*WHAT YOU SHOULD DO:* Without including any images, repeat the data exactly.

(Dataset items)

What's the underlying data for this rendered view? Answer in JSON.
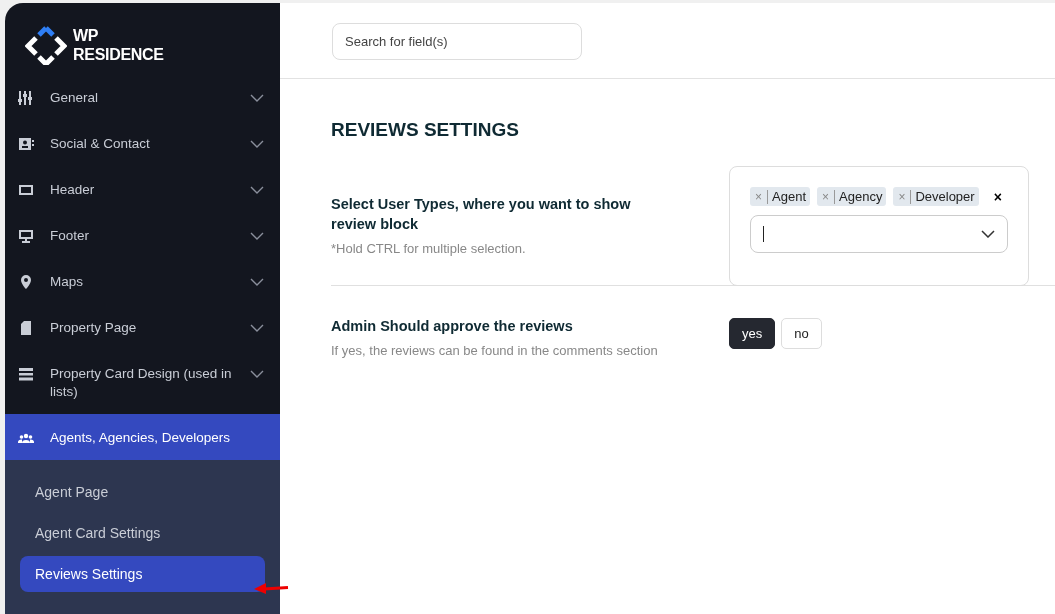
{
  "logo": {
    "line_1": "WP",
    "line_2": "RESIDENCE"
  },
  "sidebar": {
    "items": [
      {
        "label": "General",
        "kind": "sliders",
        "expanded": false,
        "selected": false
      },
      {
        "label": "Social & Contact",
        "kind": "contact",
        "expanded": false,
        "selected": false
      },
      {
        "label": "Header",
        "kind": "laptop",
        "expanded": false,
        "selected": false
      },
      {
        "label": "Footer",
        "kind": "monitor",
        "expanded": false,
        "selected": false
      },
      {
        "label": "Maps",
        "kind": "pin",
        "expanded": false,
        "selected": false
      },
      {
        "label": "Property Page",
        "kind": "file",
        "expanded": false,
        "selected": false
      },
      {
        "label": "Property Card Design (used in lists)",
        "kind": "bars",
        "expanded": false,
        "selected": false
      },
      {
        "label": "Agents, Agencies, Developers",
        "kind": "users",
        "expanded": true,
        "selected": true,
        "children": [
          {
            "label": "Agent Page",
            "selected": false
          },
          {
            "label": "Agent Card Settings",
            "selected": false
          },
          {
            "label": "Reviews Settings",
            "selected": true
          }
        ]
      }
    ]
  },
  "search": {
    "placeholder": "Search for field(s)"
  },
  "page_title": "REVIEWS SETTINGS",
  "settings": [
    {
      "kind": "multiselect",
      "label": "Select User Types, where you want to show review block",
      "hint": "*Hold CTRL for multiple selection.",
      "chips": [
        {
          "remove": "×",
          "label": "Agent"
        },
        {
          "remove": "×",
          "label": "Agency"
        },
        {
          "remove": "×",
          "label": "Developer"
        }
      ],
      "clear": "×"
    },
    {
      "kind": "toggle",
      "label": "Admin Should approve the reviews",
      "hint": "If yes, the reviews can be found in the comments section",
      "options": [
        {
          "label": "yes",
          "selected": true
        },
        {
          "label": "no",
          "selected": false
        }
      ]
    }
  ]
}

*REPLY TO THE EXERCISE:*
What's the underlying data for this rendered view? Answer in JSON.
{
  "logo": {
    "line_1": "WP",
    "line_2": "RESIDENCE"
  },
  "sidebar": {
    "items": [
      {
        "label": "General",
        "kind": "sliders",
        "expanded": false,
        "selected": false
      },
      {
        "label": "Social & Contact",
        "kind": "contact",
        "expanded": false,
        "selected": false
      },
      {
        "label": "Header",
        "kind": "laptop",
        "expanded": false,
        "selected": false
      },
      {
        "label": "Footer",
        "kind": "monitor",
        "expanded": false,
        "selected": false
      },
      {
        "label": "Maps",
        "kind": "pin",
        "expanded": false,
        "selected": false
      },
      {
        "label": "Property Page",
        "kind": "file",
        "expanded": false,
        "selected": false
      },
      {
        "label": "Property Card Design (used in lists)",
        "kind": "bars",
        "expanded": false,
        "selected": false
      },
      {
        "label": "Agents, Agencies, Developers",
        "kind": "users",
        "expanded": true,
        "selected": true,
        "children": [
          {
            "label": "Agent Page",
            "selected": false
          },
          {
            "label": "Agent Card Settings",
            "selected": false
          },
          {
            "label": "Reviews Settings",
            "selected": true
          }
        ]
      }
    ]
  },
  "search": {
    "placeholder": "Search for field(s)"
  },
  "page_title": "REVIEWS SETTINGS",
  "settings": [
    {
      "kind": "multiselect",
      "label": "Select User Types, where you want to show review block",
      "hint": "*Hold CTRL for multiple selection.",
      "chips": [
        {
          "remove": "×",
          "label": "Agent"
        },
        {
          "remove": "×",
          "label": "Agency"
        },
        {
          "remove": "×",
          "label": "Developer"
        }
      ],
      "clear": "×"
    },
    {
      "kind": "toggle",
      "label": "Admin Should approve the reviews",
      "hint": "If yes, the reviews can be found in the comments section",
      "options": [
        {
          "label": "yes",
          "selected": true
        },
        {
          "label": "no",
          "selected": false
        }
      ]
    }
  ]
}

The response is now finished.